◆ Task instructions ◆
Make an exact copy of all the records.

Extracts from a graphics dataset

________________________

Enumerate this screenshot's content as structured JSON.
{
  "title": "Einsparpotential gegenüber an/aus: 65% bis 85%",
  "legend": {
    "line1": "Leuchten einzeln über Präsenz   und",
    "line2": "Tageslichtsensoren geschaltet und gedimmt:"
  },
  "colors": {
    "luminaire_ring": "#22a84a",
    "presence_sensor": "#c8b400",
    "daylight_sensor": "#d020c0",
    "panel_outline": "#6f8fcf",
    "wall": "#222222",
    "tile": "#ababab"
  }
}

________________________

◆ Answer to the exercise ◆
Enumerate this screenshot's content as structured JSON.
{
  "title": "Einsparpotential gegenüber an/aus: 65% bis 85%",
  "legend": {
    "line1": "Leuchten einzeln über Präsenz   und",
    "line2": "Tageslichtsensoren geschaltet und gedimmt:"
  },
  "colors": {
    "luminaire_ring": "#22a84a",
    "presence_sensor": "#c8b400",
    "daylight_sensor": "#d020c0",
    "panel_outline": "#6f8fcf",
    "wall": "#222222",
    "tile": "#ababab"
  }
}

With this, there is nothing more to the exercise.